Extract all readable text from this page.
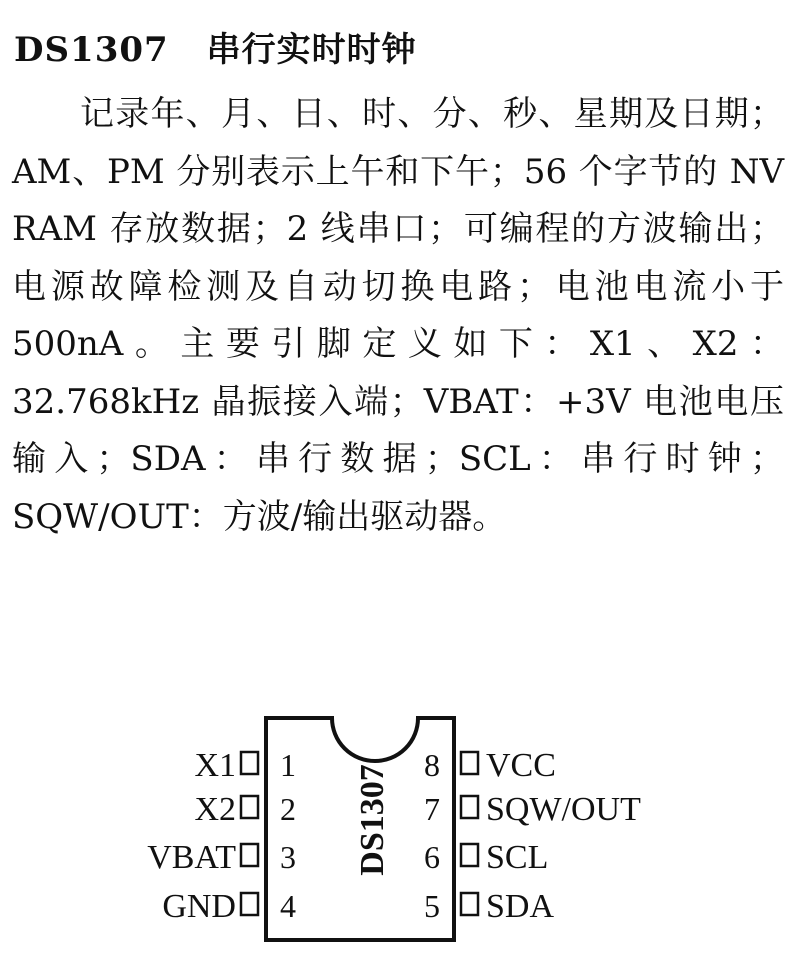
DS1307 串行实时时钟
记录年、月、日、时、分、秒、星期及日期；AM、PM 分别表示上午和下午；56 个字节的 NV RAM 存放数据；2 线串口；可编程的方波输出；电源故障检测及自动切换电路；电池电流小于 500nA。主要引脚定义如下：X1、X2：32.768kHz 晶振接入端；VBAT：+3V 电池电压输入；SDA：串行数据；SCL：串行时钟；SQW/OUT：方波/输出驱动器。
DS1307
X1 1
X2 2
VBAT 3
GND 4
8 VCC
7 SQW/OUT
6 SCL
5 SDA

...

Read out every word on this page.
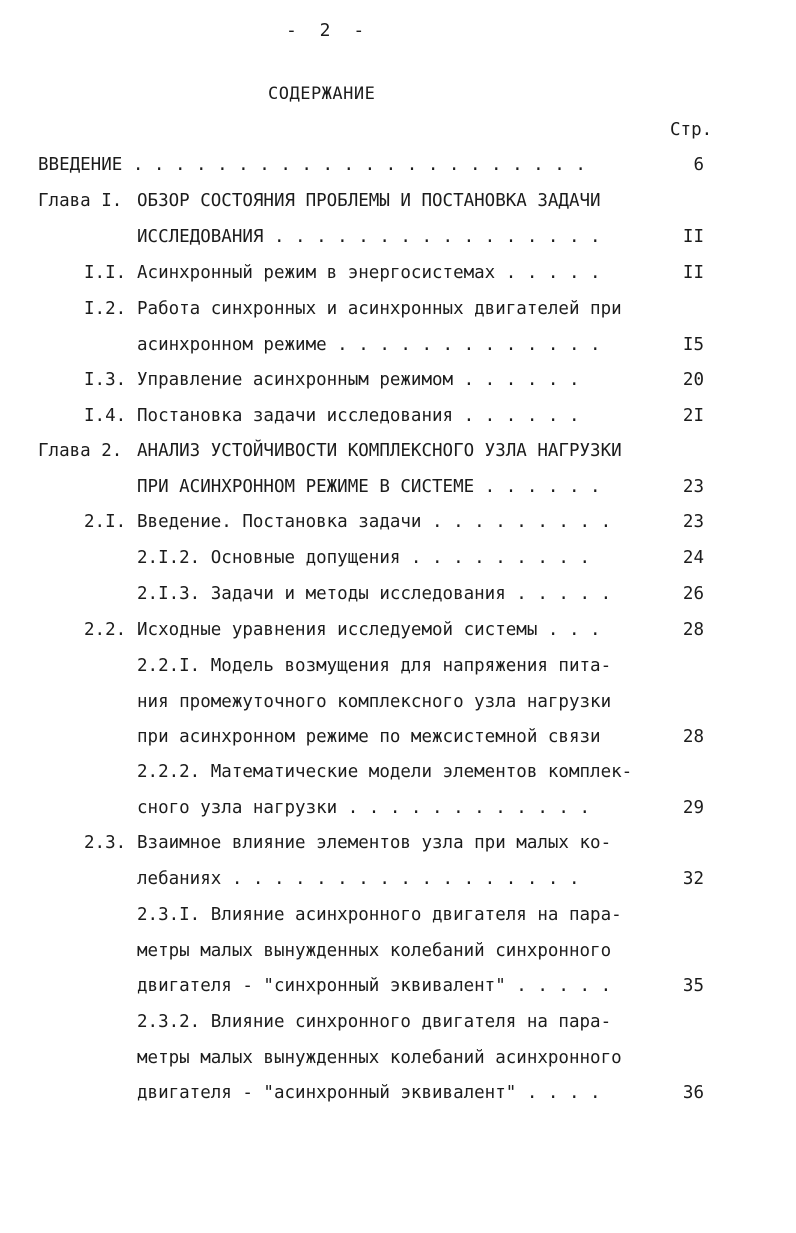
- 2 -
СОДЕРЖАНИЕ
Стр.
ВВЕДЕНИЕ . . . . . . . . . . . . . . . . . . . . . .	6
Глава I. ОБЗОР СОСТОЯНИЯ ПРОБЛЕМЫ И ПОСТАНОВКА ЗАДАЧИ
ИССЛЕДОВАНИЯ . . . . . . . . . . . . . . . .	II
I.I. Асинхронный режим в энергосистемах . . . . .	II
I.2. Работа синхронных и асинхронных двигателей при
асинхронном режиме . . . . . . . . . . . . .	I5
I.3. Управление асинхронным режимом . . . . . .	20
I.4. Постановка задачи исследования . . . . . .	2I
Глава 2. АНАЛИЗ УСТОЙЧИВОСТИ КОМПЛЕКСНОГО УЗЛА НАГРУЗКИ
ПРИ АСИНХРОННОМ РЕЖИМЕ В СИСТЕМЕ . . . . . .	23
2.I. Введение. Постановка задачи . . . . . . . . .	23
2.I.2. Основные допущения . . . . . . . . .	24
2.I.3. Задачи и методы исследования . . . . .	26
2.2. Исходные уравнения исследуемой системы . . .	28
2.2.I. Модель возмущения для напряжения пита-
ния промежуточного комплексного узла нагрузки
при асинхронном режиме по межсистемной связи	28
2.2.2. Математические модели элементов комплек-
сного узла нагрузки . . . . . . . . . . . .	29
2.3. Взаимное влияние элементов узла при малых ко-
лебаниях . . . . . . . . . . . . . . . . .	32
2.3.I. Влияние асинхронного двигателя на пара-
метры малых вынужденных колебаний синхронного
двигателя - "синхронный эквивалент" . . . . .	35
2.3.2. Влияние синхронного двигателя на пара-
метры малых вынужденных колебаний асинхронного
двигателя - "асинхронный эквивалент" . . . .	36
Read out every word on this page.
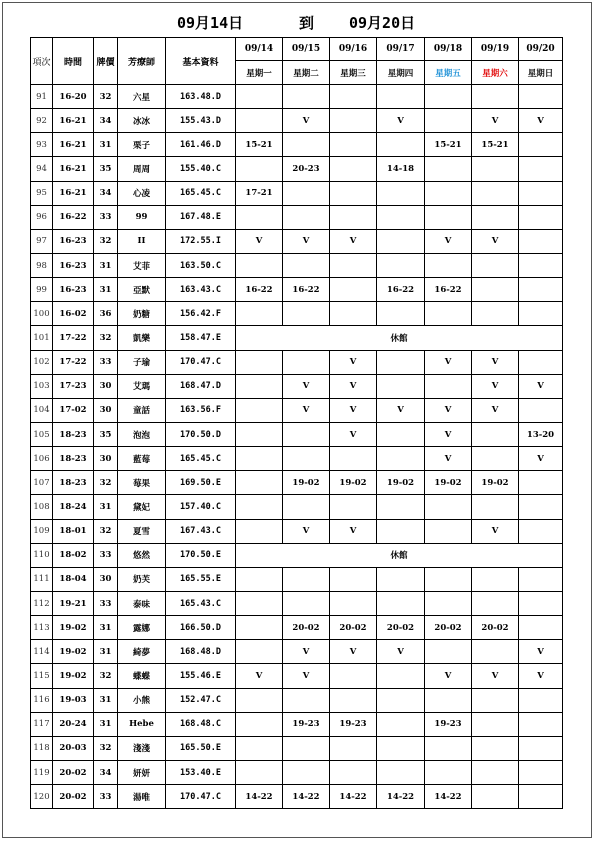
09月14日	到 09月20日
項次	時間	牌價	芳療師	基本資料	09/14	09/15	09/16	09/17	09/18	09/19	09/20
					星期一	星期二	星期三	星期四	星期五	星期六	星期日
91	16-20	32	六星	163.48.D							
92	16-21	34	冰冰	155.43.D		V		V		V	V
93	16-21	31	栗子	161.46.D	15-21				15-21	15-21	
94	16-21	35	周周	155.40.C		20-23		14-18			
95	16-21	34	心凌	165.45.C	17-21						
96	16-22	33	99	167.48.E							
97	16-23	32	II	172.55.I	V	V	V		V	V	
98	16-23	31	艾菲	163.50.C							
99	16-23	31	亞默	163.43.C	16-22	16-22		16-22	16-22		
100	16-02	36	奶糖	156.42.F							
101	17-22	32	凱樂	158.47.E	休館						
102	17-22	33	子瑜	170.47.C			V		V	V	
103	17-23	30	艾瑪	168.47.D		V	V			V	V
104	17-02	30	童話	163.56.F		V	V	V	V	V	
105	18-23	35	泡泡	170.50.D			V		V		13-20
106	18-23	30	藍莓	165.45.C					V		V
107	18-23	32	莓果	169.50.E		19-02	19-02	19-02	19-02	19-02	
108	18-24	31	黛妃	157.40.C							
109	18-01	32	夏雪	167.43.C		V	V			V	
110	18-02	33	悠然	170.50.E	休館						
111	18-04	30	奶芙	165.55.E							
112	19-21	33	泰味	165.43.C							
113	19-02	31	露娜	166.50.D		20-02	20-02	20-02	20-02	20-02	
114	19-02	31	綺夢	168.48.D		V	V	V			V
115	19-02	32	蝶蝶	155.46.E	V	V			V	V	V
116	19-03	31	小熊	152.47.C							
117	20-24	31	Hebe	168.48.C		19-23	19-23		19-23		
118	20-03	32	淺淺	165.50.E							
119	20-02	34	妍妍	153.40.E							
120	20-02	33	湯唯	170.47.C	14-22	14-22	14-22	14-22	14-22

...

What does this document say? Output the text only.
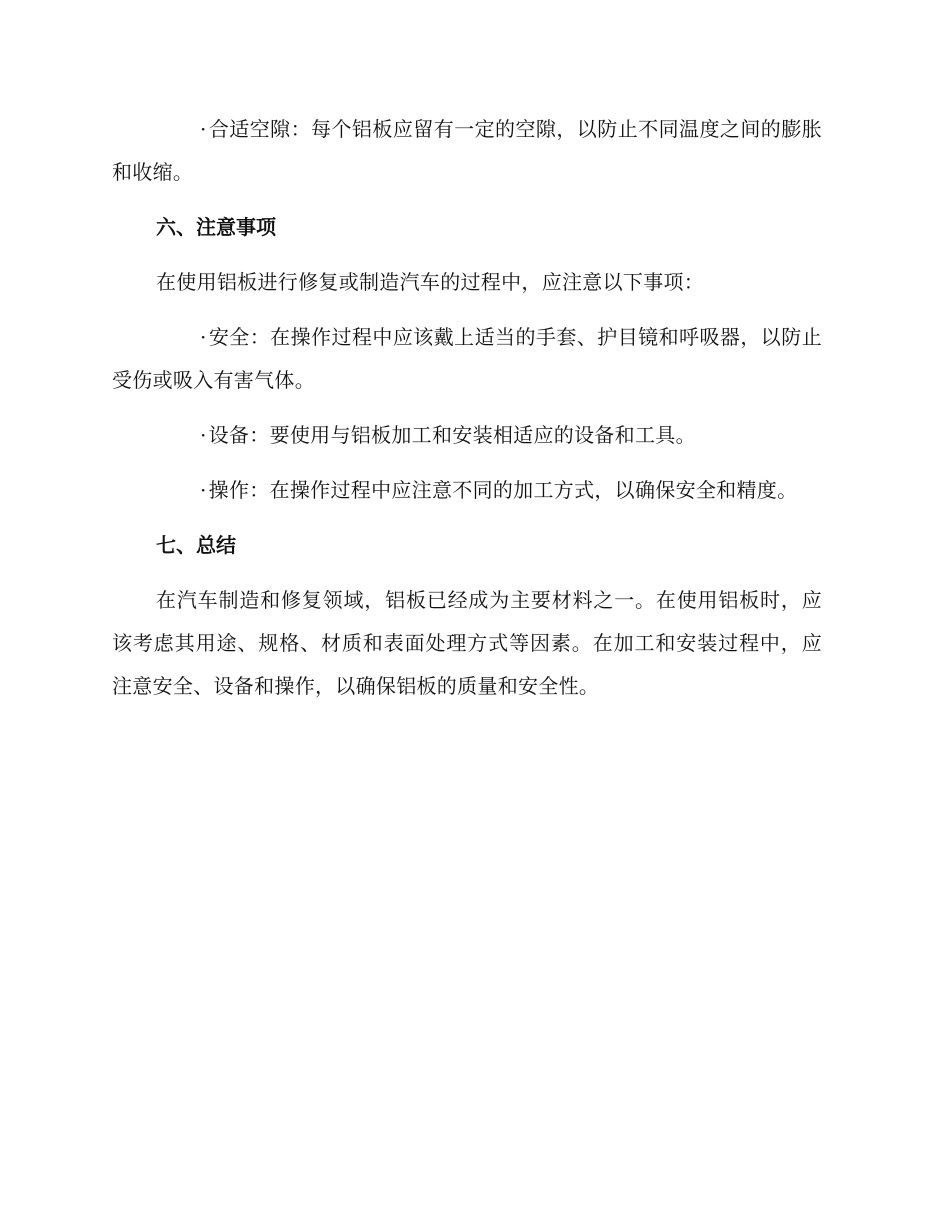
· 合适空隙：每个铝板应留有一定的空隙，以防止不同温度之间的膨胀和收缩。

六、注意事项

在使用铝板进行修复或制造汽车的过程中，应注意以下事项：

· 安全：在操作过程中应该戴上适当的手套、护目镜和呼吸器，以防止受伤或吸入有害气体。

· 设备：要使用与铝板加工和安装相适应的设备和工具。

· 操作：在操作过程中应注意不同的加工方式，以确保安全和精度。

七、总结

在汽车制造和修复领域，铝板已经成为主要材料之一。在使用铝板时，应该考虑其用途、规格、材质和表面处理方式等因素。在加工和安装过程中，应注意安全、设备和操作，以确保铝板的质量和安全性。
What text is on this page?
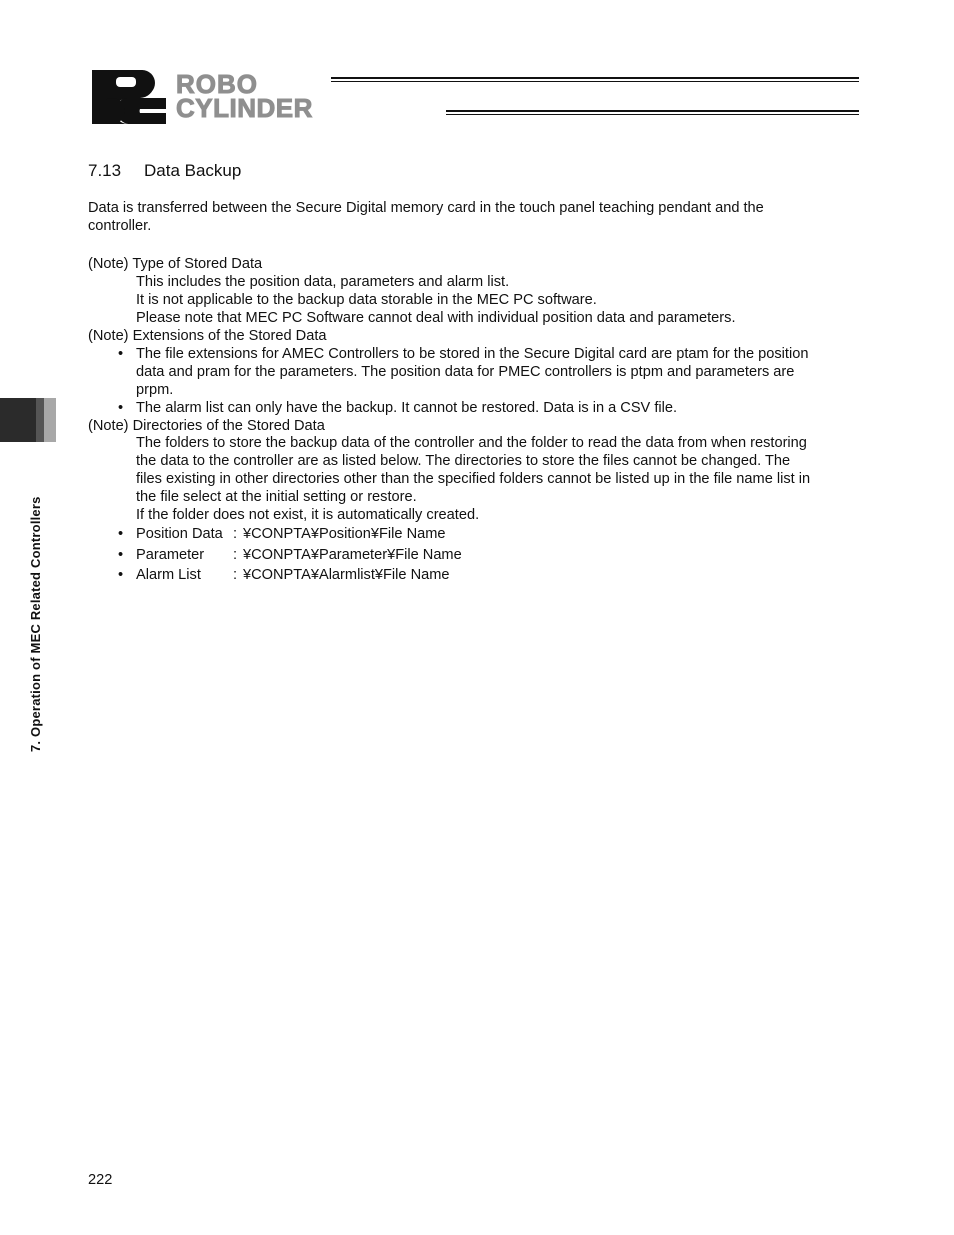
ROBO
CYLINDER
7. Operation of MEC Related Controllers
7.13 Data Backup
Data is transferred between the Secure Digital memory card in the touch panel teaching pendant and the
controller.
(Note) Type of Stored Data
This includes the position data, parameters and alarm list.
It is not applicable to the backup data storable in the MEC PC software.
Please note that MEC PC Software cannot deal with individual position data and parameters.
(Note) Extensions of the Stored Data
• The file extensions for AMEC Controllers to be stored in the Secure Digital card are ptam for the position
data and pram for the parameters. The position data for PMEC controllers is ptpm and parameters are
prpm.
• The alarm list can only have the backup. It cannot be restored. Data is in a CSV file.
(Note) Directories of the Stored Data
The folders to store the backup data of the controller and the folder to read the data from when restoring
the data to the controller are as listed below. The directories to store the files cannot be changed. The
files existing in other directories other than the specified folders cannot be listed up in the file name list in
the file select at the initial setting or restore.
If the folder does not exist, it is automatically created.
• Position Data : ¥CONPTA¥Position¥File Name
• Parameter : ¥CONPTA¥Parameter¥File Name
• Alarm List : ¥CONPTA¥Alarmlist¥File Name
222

# GOAL
Of the lines in the material, how many include "двигателя"? Respond with the number alone.

# EXERCISE OUTPUT
4